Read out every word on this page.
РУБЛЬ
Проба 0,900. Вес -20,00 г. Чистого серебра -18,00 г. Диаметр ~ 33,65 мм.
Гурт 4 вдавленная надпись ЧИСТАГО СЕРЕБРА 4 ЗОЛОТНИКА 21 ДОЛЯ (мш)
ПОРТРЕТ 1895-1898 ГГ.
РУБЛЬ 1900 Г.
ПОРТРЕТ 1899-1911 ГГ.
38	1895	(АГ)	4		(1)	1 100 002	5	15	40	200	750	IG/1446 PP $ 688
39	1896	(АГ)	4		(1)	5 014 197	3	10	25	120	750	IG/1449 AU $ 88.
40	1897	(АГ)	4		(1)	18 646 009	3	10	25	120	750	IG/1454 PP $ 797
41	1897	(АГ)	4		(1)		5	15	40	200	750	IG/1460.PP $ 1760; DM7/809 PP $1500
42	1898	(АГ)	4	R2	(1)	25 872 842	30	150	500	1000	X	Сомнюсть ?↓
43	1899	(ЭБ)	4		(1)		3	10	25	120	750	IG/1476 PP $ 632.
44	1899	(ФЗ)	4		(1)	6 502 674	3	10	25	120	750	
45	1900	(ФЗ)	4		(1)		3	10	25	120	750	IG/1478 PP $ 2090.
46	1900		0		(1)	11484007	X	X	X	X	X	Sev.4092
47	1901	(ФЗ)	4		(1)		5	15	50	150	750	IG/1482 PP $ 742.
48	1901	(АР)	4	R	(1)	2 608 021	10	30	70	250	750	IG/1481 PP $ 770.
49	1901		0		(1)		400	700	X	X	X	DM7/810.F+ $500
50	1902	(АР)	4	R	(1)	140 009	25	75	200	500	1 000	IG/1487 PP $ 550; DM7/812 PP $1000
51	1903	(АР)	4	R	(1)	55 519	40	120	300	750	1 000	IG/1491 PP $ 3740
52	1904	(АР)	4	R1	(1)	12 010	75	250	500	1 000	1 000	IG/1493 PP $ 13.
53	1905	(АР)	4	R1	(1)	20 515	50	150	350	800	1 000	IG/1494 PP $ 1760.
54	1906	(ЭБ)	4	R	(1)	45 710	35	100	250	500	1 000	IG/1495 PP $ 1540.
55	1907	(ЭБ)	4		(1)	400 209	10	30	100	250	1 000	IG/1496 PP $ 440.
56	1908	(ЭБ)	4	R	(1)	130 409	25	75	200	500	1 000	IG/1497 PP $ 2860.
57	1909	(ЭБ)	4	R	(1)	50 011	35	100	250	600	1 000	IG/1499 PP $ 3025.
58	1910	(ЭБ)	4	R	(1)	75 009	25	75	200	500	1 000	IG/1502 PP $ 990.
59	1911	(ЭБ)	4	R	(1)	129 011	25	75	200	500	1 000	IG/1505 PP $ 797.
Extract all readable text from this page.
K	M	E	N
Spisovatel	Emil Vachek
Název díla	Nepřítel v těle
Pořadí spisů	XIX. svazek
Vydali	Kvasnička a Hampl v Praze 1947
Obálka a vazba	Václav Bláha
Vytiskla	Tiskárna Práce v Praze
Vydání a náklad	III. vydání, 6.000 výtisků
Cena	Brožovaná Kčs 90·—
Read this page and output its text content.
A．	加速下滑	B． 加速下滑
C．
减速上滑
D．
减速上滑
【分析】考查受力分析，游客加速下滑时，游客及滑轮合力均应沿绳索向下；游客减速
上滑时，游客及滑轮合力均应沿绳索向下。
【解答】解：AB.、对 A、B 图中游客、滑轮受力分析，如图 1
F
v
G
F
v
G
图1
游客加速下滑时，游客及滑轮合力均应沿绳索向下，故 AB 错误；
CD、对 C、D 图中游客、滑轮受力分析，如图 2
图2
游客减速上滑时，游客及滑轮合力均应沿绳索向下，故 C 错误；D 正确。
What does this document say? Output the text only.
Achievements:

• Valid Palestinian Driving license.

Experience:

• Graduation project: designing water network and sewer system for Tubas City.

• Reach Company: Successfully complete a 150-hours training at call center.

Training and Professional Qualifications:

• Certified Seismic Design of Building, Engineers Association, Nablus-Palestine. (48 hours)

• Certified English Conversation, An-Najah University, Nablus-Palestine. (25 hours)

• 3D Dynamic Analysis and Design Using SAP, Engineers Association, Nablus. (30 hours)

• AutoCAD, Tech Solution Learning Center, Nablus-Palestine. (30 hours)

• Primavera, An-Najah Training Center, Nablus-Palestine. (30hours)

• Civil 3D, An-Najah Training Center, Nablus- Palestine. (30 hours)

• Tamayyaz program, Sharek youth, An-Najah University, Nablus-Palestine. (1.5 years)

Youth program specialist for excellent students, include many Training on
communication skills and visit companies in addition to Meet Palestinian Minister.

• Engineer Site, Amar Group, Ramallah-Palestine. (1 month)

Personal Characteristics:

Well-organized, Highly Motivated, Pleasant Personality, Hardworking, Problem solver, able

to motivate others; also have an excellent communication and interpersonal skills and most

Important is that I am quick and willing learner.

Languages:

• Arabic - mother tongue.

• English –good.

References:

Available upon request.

§ §

* Work instructions
Look above for every line with the word "ПОРТРЕТ" and copy it.

* Task solution
ПОРТРЕТ 1895-1898 ГГ.
ПОРТРЕТ 1899-1911 ГГ.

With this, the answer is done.